***** Source data *****

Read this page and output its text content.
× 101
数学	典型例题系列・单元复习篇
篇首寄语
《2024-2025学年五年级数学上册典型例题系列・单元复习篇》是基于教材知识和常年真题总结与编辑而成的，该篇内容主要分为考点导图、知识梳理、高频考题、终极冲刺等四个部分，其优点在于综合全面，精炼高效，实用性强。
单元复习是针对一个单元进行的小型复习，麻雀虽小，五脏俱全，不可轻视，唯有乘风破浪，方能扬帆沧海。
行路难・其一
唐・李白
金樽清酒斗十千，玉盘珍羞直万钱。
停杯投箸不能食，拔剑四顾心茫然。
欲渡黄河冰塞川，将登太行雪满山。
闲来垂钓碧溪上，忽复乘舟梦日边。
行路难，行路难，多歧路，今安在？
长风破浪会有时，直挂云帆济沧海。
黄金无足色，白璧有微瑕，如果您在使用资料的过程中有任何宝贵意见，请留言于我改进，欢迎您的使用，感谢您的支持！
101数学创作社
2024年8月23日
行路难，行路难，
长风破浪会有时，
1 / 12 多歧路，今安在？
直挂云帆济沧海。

*****

## Instructions to follow
Transcribe all of the material exactly. Omit nothing.

## Solution below
Read this page and output its text content.
× 101
数学	典型例题系列・单元复习篇
篇首寄语
《2024-2025学年五年级数学上册典型例题系列・单元复习篇》是基于教材知识和常年真题总结与编辑而成的，该篇内容主要分为考点导图、知识梳理、高频考题、终极冲刺等四个部分，其优点在于综合全面，精炼高效，实用性强。
单元复习是针对一个单元进行的小型复习，麻雀虽小，五脏俱全，不可轻视，唯有乘风破浪，方能扬帆沧海。
行路难・其一
唐・李白
金樽清酒斗十千，玉盘珍羞直万钱。
停杯投箸不能食，拔剑四顾心茫然。
欲渡黄河冰塞川，将登太行雪满山。
闲来垂钓碧溪上，忽复乘舟梦日边。
行路难，行路难，多歧路，今安在？
长风破浪会有时，直挂云帆济沧海。
黄金无足色，白璧有微瑕，如果您在使用资料的过程中有任何宝贵意见，请留言于我改进，欢迎您的使用，感谢您的支持！
101数学创作社
2024年8月23日
行路难，行路难，
长风破浪会有时，
1 / 12 多歧路，今安在？
直挂云帆济沧海。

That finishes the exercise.